*RECORD EXTRACTS*.
□ □ □ □

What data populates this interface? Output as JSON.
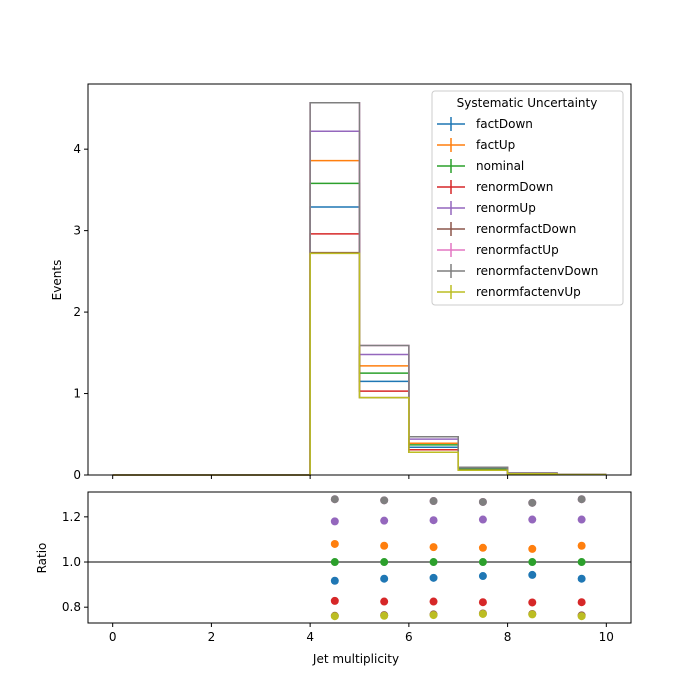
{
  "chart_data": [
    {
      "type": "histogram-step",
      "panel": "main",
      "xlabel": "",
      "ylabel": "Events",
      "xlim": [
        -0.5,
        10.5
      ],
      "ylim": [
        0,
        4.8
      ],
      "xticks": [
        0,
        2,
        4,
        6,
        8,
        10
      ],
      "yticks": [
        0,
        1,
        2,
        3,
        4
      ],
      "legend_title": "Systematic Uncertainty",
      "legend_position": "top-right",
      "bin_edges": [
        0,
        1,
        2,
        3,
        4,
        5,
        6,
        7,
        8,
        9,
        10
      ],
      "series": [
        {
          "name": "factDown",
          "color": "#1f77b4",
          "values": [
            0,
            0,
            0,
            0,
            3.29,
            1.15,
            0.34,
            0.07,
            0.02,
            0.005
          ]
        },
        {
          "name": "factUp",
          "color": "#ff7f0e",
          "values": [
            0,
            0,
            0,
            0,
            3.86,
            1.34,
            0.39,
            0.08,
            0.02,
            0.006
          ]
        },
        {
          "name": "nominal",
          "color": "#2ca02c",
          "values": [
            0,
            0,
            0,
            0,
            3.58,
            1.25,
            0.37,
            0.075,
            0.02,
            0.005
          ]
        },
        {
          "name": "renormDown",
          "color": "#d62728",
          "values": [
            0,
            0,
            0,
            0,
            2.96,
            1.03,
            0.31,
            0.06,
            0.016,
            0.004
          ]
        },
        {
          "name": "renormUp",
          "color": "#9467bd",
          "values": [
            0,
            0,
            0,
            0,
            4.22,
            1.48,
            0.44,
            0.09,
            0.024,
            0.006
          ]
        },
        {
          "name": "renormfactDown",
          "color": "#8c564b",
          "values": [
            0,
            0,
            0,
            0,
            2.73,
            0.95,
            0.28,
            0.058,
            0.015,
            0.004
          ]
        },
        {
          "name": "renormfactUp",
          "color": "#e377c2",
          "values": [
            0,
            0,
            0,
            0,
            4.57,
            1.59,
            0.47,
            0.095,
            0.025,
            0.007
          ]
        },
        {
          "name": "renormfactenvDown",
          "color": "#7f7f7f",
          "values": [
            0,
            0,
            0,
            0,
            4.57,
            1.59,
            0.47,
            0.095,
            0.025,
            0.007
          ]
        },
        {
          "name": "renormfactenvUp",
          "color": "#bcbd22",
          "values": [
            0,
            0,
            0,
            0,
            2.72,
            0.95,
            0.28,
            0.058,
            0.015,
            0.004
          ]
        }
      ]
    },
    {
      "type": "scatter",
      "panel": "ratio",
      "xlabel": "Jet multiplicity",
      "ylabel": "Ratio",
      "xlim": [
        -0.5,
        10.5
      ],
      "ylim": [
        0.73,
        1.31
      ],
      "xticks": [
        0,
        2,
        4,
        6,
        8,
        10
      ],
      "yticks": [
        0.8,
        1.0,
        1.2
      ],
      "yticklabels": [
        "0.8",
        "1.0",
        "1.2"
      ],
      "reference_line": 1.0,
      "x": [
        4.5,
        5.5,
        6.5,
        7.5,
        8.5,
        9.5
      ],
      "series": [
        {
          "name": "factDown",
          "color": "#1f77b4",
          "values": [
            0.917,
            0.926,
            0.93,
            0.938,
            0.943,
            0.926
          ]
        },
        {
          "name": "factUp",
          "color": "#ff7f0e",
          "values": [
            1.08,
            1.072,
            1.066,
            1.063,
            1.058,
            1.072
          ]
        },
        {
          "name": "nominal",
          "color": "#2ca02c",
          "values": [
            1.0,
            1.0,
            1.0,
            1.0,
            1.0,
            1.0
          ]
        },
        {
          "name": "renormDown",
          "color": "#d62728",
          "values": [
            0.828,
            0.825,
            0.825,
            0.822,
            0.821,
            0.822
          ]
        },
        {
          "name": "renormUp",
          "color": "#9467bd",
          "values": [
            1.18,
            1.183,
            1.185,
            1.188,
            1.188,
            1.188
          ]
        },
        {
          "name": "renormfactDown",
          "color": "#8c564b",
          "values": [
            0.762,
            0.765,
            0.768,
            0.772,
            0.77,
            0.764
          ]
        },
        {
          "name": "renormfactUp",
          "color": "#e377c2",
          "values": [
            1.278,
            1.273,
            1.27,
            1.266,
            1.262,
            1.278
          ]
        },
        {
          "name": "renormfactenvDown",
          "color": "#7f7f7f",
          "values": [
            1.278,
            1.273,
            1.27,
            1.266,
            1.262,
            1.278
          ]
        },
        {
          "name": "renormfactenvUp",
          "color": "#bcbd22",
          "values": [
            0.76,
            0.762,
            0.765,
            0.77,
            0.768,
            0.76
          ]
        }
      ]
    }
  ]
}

□ □ □ □

*WHAT TO WORK ON*.
Drop the images and quote the entries word for word.

*RESULT*.
What data populates this interface? Output as JSON.
{
  "chart_data": [
    {
      "type": "histogram-step",
      "panel": "main",
      "xlabel": "",
      "ylabel": "Events",
      "xlim": [
        -0.5,
        10.5
      ],
      "ylim": [
        0,
        4.8
      ],
      "xticks": [
        0,
        2,
        4,
        6,
        8,
        10
      ],
      "yticks": [
        0,
        1,
        2,
        3,
        4
      ],
      "legend_title": "Systematic Uncertainty",
      "legend_position": "top-right",
      "bin_edges": [
        0,
        1,
        2,
        3,
        4,
        5,
        6,
        7,
        8,
        9,
        10
      ],
      "series": [
        {
          "name": "factDown",
          "color": "#1f77b4",
          "values": [
            0,
            0,
            0,
            0,
            3.29,
            1.15,
            0.34,
            0.07,
            0.02,
            0.005
          ]
        },
        {
          "name": "factUp",
          "color": "#ff7f0e",
          "values": [
            0,
            0,
            0,
            0,
            3.86,
            1.34,
            0.39,
            0.08,
            0.02,
            0.006
          ]
        },
        {
          "name": "nominal",
          "color": "#2ca02c",
          "values": [
            0,
            0,
            0,
            0,
            3.58,
            1.25,
            0.37,
            0.075,
            0.02,
            0.005
          ]
        },
        {
          "name": "renormDown",
          "color": "#d62728",
          "values": [
            0,
            0,
            0,
            0,
            2.96,
            1.03,
            0.31,
            0.06,
            0.016,
            0.004
          ]
        },
        {
          "name": "renormUp",
          "color": "#9467bd",
          "values": [
            0,
            0,
            0,
            0,
            4.22,
            1.48,
            0.44,
            0.09,
            0.024,
            0.006
          ]
        },
        {
          "name": "renormfactDown",
          "color": "#8c564b",
          "values": [
            0,
            0,
            0,
            0,
            2.73,
            0.95,
            0.28,
            0.058,
            0.015,
            0.004
          ]
        },
        {
          "name": "renormfactUp",
          "color": "#e377c2",
          "values": [
            0,
            0,
            0,
            0,
            4.57,
            1.59,
            0.47,
            0.095,
            0.025,
            0.007
          ]
        },
        {
          "name": "renormfactenvDown",
          "color": "#7f7f7f",
          "values": [
            0,
            0,
            0,
            0,
            4.57,
            1.59,
            0.47,
            0.095,
            0.025,
            0.007
          ]
        },
        {
          "name": "renormfactenvUp",
          "color": "#bcbd22",
          "values": [
            0,
            0,
            0,
            0,
            2.72,
            0.95,
            0.28,
            0.058,
            0.015,
            0.004
          ]
        }
      ]
    },
    {
      "type": "scatter",
      "panel": "ratio",
      "xlabel": "Jet multiplicity",
      "ylabel": "Ratio",
      "xlim": [
        -0.5,
        10.5
      ],
      "ylim": [
        0.73,
        1.31
      ],
      "xticks": [
        0,
        2,
        4,
        6,
        8,
        10
      ],
      "yticks": [
        0.8,
        1.0,
        1.2
      ],
      "yticklabels": [
        "0.8",
        "1.0",
        "1.2"
      ],
      "reference_line": 1.0,
      "x": [
        4.5,
        5.5,
        6.5,
        7.5,
        8.5,
        9.5
      ],
      "series": [
        {
          "name": "factDown",
          "color": "#1f77b4",
          "values": [
            0.917,
            0.926,
            0.93,
            0.938,
            0.943,
            0.926
          ]
        },
        {
          "name": "factUp",
          "color": "#ff7f0e",
          "values": [
            1.08,
            1.072,
            1.066,
            1.063,
            1.058,
            1.072
          ]
        },
        {
          "name": "nominal",
          "color": "#2ca02c",
          "values": [
            1.0,
            1.0,
            1.0,
            1.0,
            1.0,
            1.0
          ]
        },
        {
          "name": "renormDown",
          "color": "#d62728",
          "values": [
            0.828,
            0.825,
            0.825,
            0.822,
            0.821,
            0.822
          ]
        },
        {
          "name": "renormUp",
          "color": "#9467bd",
          "values": [
            1.18,
            1.183,
            1.185,
            1.188,
            1.188,
            1.188
          ]
        },
        {
          "name": "renormfactDown",
          "color": "#8c564b",
          "values": [
            0.762,
            0.765,
            0.768,
            0.772,
            0.77,
            0.764
          ]
        },
        {
          "name": "renormfactUp",
          "color": "#e377c2",
          "values": [
            1.278,
            1.273,
            1.27,
            1.266,
            1.262,
            1.278
          ]
        },
        {
          "name": "renormfactenvDown",
          "color": "#7f7f7f",
          "values": [
            1.278,
            1.273,
            1.27,
            1.266,
            1.262,
            1.278
          ]
        },
        {
          "name": "renormfactenvUp",
          "color": "#bcbd22",
          "values": [
            0.76,
            0.762,
            0.765,
            0.77,
            0.768,
            0.76
          ]
        }
      ]
    }
  ]
}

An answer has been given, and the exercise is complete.